**Aim of the exercise:**
Every line of the material below must be repeated exactly.

Records from a collection:
-=-=-

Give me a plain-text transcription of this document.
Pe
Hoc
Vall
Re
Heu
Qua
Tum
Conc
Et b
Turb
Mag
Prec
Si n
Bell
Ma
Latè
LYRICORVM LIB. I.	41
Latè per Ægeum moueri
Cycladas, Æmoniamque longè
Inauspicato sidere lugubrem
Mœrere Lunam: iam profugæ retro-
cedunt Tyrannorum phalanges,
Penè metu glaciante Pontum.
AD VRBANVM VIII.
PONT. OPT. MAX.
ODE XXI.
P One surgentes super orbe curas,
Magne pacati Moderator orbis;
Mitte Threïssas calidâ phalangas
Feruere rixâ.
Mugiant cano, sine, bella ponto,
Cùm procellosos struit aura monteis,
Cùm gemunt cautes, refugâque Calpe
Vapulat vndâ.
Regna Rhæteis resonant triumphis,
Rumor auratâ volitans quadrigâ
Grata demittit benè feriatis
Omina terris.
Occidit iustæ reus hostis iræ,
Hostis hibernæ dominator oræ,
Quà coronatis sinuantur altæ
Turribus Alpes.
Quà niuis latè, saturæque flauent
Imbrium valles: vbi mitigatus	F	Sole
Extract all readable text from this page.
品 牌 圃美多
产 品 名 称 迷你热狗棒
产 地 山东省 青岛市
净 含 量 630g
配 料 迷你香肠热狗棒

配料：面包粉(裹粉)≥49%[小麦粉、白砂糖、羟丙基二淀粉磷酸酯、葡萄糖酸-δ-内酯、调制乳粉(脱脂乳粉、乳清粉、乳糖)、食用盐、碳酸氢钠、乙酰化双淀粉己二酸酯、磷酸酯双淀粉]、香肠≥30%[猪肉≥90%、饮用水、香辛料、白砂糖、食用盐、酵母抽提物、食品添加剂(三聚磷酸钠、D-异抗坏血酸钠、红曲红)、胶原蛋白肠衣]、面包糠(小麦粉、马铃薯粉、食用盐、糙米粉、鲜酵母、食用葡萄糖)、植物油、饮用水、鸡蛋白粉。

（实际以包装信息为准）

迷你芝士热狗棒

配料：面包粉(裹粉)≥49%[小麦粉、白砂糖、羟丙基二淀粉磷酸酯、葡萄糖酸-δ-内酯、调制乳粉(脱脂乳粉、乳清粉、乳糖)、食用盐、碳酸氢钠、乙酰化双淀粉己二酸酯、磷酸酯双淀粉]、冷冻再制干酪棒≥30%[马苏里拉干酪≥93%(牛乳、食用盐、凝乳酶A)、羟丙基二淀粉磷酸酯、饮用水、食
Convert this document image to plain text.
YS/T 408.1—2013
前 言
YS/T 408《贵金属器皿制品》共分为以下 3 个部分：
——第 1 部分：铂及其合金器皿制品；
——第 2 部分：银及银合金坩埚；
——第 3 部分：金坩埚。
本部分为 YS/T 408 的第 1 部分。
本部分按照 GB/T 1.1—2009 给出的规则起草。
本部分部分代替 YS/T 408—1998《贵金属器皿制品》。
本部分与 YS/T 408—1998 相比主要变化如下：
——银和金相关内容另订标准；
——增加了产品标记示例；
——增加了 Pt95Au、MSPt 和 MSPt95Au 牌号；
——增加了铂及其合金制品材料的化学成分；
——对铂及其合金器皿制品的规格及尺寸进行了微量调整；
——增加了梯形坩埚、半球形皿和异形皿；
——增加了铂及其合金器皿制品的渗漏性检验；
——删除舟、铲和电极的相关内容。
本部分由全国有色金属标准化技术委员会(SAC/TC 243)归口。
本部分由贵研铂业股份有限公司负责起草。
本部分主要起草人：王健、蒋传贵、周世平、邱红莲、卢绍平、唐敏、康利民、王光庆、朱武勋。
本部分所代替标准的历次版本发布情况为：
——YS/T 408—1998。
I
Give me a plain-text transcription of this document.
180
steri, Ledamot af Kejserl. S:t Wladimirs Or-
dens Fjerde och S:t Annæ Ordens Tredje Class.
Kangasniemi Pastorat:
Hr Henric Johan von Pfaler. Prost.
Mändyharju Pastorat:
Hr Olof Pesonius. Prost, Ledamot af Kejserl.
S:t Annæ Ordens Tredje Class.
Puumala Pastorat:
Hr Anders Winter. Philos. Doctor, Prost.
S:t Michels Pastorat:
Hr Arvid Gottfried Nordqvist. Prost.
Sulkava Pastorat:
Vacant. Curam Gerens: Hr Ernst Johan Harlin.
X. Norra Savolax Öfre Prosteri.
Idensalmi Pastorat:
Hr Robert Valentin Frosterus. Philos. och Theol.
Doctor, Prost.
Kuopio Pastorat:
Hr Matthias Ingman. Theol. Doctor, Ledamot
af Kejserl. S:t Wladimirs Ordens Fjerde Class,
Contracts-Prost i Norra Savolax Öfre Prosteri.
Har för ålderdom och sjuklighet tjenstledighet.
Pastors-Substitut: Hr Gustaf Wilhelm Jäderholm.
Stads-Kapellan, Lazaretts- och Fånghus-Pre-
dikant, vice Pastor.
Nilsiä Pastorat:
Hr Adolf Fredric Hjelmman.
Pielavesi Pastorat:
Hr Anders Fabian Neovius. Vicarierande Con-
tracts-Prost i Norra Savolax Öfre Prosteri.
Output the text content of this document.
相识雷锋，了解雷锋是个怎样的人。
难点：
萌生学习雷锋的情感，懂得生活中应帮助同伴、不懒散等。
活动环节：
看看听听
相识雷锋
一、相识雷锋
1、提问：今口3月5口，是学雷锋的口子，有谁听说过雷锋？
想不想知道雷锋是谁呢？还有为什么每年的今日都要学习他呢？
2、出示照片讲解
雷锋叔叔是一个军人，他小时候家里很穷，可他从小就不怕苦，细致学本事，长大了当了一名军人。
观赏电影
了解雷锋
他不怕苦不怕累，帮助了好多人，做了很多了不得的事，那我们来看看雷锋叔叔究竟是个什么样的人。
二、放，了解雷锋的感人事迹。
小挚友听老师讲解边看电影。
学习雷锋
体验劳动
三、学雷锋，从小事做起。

-=-=-

**Answer below:**
Give me a plain-text transcription of this document.
Pe
Hoc
Vall
Re
Heu
Qua
Tum
Conc
Et b
Turb
Mag
Prec
Si n
Bell
Ma
Latè
LYRICORVM LIB. I.	41
Latè per Ægeum moueri
Cycladas, Æmoniamque longè
Inauspicato sidere lugubrem
Mœrere Lunam: iam profugæ retro-
cedunt Tyrannorum phalanges,
Penè metu glaciante Pontum.
AD VRBANVM VIII.
PONT. OPT. MAX.
ODE XXI.
P One surgentes super orbe curas,
Magne pacati Moderator orbis;
Mitte Threïssas calidâ phalangas
Feruere rixâ.
Mugiant cano, sine, bella ponto,
Cùm procellosos struit aura monteis,
Cùm gemunt cautes, refugâque Calpe
Vapulat vndâ.
Regna Rhæteis resonant triumphis,
Rumor auratâ volitans quadrigâ
Grata demittit benè feriatis
Omina terris.
Occidit iustæ reus hostis iræ,
Hostis hibernæ dominator oræ,
Quà coronatis sinuantur altæ
Turribus Alpes.
Quà niuis latè, saturæque flauent
Imbrium valles: vbi mitigatus	F	Sole
Extract all readable text from this page.
品 牌 圃美多
产 品 名 称 迷你热狗棒
产 地 山东省 青岛市
净 含 量 630g
配 料 迷你香肠热狗棒

配料：面包粉(裹粉)≥49%[小麦粉、白砂糖、羟丙基二淀粉磷酸酯、葡萄糖酸-δ-内酯、调制乳粉(脱脂乳粉、乳清粉、乳糖)、食用盐、碳酸氢钠、乙酰化双淀粉己二酸酯、磷酸酯双淀粉]、香肠≥30%[猪肉≥90%、饮用水、香辛料、白砂糖、食用盐、酵母抽提物、食品添加剂(三聚磷酸钠、D-异抗坏血酸钠、红曲红)、胶原蛋白肠衣]、面包糠(小麦粉、马铃薯粉、食用盐、糙米粉、鲜酵母、食用葡萄糖)、植物油、饮用水、鸡蛋白粉。

（实际以包装信息为准）

迷你芝士热狗棒

配料：面包粉(裹粉)≥49%[小麦粉、白砂糖、羟丙基二淀粉磷酸酯、葡萄糖酸-δ-内酯、调制乳粉(脱脂乳粉、乳清粉、乳糖)、食用盐、碳酸氢钠、乙酰化双淀粉己二酸酯、磷酸酯双淀粉]、冷冻再制干酪棒≥30%[马苏里拉干酪≥93%(牛乳、食用盐、凝乳酶A)、羟丙基二淀粉磷酸酯、饮用水、食
Convert this document image to plain text.
YS/T 408.1—2013
前 言
YS/T 408《贵金属器皿制品》共分为以下 3 个部分：
——第 1 部分：铂及其合金器皿制品；
——第 2 部分：银及银合金坩埚；
——第 3 部分：金坩埚。
本部分为 YS/T 408 的第 1 部分。
本部分按照 GB/T 1.1—2009 给出的规则起草。
本部分部分代替 YS/T 408—1998《贵金属器皿制品》。
本部分与 YS/T 408—1998 相比主要变化如下：
——银和金相关内容另订标准；
——增加了产品标记示例；
——增加了 Pt95Au、MSPt 和 MSPt95Au 牌号；
——增加了铂及其合金制品材料的化学成分；
——对铂及其合金器皿制品的规格及尺寸进行了微量调整；
——增加了梯形坩埚、半球形皿和异形皿；
——增加了铂及其合金器皿制品的渗漏性检验；
——删除舟、铲和电极的相关内容。
本部分由全国有色金属标准化技术委员会(SAC/TC 243)归口。
本部分由贵研铂业股份有限公司负责起草。
本部分主要起草人：王健、蒋传贵、周世平、邱红莲、卢绍平、唐敏、康利民、王光庆、朱武勋。
本部分所代替标准的历次版本发布情况为：
——YS/T 408—1998。
I
Give me a plain-text transcription of this document.
180
steri, Ledamot af Kejserl. S:t Wladimirs Or-
dens Fjerde och S:t Annæ Ordens Tredje Class.
Kangasniemi Pastorat:
Hr Henric Johan von Pfaler. Prost.
Mändyharju Pastorat:
Hr Olof Pesonius. Prost, Ledamot af Kejserl.
S:t Annæ Ordens Tredje Class.
Puumala Pastorat:
Hr Anders Winter. Philos. Doctor, Prost.
S:t Michels Pastorat:
Hr Arvid Gottfried Nordqvist. Prost.
Sulkava Pastorat:
Vacant. Curam Gerens: Hr Ernst Johan Harlin.
X. Norra Savolax Öfre Prosteri.
Idensalmi Pastorat:
Hr Robert Valentin Frosterus. Philos. och Theol.
Doctor, Prost.
Kuopio Pastorat:
Hr Matthias Ingman. Theol. Doctor, Ledamot
af Kejserl. S:t Wladimirs Ordens Fjerde Class,
Contracts-Prost i Norra Savolax Öfre Prosteri.
Har för ålderdom och sjuklighet tjenstledighet.
Pastors-Substitut: Hr Gustaf Wilhelm Jäderholm.
Stads-Kapellan, Lazaretts- och Fånghus-Pre-
dikant, vice Pastor.
Nilsiä Pastorat:
Hr Adolf Fredric Hjelmman.
Pielavesi Pastorat:
Hr Anders Fabian Neovius. Vicarierande Con-
tracts-Prost i Norra Savolax Öfre Prosteri.
Output the text content of this document.
相识雷锋，了解雷锋是个怎样的人。
难点：
萌生学习雷锋的情感，懂得生活中应帮助同伴、不懒散等。
活动环节：
看看听听
相识雷锋
一、相识雷锋
1、提问：今口3月5口，是学雷锋的口子，有谁听说过雷锋？
想不想知道雷锋是谁呢？还有为什么每年的今日都要学习他呢？
2、出示照片讲解
雷锋叔叔是一个军人，他小时候家里很穷，可他从小就不怕苦，细致学本事，长大了当了一名军人。
观赏电影
了解雷锋
他不怕苦不怕累，帮助了好多人，做了很多了不得的事，那我们来看看雷锋叔叔究竟是个什么样的人。
二、放，了解雷锋的感人事迹。
小挚友听老师讲解边看电影。
学习雷锋
体验劳动
三、学雷锋，从小事做起。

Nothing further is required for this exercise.